§ Task requirements: In the records below, tally every line containing "image". Report only the total.

§ Supplied information:

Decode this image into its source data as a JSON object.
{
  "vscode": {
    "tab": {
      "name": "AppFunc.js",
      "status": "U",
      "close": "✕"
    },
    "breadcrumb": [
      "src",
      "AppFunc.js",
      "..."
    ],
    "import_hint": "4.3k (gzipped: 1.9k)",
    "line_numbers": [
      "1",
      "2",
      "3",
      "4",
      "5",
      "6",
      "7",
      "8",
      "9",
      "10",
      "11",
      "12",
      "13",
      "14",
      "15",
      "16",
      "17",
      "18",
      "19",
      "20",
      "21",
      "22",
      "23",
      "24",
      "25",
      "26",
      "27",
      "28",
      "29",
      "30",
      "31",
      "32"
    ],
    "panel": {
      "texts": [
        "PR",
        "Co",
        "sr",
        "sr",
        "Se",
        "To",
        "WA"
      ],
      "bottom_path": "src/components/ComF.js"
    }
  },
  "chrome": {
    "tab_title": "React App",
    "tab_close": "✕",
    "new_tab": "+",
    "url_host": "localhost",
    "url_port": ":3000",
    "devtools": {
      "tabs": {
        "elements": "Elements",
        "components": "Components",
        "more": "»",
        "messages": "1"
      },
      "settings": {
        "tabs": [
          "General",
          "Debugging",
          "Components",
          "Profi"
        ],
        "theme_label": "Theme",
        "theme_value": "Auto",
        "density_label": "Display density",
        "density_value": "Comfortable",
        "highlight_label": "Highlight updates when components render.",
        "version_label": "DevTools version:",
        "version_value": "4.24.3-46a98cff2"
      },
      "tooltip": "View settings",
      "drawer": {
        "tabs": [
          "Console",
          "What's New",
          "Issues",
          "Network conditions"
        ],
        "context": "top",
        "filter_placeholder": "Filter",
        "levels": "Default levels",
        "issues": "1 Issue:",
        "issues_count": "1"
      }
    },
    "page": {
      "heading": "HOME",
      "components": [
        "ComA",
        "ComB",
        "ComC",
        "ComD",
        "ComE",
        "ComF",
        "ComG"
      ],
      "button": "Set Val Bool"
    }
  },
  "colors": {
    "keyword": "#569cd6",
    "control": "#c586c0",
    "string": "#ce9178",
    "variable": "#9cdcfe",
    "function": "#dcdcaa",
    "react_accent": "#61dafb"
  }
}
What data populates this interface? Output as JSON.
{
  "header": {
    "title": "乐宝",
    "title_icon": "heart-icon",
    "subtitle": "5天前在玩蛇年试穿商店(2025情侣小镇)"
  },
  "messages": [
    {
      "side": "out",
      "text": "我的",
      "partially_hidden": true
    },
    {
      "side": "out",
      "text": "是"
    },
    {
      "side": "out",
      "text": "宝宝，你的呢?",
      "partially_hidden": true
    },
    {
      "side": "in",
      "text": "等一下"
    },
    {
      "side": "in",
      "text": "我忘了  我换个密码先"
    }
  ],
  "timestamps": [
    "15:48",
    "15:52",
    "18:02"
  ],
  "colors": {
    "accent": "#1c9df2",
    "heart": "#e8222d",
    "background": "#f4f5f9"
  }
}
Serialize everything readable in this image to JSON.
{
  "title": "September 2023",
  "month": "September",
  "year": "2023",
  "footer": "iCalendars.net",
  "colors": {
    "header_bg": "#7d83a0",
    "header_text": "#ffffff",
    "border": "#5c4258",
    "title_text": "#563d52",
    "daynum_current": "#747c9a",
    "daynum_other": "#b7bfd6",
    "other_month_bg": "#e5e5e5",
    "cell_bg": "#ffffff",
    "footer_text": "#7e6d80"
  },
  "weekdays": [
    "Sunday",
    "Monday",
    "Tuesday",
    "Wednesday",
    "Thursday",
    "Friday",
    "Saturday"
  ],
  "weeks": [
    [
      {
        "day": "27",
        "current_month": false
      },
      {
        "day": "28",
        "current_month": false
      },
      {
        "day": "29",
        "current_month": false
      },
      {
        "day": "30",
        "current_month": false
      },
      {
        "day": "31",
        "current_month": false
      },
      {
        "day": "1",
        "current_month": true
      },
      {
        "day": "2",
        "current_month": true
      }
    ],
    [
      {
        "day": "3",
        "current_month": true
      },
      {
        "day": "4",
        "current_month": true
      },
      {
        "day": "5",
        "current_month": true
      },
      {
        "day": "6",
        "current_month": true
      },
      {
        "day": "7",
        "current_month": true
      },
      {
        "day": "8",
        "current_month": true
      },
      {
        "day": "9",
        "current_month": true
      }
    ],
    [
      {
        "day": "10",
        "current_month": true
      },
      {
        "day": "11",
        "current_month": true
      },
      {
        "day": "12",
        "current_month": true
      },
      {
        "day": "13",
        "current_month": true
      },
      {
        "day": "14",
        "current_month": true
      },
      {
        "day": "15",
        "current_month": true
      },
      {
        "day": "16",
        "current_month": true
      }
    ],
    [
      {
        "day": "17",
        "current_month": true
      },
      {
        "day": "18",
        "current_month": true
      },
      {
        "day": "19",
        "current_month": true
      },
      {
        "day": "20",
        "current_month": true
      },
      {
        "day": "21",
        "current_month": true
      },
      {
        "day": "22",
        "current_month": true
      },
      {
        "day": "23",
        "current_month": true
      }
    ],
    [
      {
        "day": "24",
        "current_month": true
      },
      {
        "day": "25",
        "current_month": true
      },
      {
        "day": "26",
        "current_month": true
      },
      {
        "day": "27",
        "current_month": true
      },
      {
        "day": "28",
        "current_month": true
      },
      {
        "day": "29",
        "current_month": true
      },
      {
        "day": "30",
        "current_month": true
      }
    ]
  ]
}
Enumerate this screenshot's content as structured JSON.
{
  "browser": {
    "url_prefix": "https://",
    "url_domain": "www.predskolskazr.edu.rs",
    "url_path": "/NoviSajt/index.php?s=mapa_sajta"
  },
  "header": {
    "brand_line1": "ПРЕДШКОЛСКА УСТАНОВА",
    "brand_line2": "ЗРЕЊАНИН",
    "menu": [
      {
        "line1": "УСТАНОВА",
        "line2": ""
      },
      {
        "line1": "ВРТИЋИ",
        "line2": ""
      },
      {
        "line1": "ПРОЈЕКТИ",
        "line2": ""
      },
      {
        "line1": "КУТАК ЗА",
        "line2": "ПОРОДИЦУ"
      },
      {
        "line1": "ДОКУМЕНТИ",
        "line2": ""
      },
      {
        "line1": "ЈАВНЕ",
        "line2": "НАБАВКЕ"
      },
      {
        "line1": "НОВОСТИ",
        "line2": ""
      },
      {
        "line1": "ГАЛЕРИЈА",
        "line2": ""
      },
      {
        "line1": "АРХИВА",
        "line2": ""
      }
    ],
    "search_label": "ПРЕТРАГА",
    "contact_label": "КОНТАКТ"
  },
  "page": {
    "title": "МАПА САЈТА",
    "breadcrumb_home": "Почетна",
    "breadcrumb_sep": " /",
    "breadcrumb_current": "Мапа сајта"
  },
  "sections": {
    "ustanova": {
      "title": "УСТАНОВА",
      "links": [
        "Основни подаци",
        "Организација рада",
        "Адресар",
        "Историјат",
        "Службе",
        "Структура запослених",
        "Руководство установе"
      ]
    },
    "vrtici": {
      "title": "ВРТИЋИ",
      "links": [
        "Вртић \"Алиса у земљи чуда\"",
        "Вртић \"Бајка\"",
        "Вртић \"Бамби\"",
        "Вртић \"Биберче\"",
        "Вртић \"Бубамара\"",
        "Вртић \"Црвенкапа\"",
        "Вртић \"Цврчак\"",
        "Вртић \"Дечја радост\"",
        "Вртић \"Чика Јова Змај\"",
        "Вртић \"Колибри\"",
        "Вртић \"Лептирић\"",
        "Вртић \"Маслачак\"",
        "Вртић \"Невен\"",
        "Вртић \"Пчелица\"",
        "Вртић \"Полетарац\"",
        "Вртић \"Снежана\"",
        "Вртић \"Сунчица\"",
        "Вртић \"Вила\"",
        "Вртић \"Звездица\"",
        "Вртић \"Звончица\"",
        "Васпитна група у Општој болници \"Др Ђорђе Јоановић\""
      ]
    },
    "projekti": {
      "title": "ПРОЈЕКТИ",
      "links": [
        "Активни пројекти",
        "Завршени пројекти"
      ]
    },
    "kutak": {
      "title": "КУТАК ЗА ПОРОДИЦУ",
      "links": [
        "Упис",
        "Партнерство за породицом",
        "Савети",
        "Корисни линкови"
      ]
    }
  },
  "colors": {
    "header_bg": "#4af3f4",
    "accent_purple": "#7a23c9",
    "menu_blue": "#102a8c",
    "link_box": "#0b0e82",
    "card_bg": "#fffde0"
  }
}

§ Response to this exercise: 2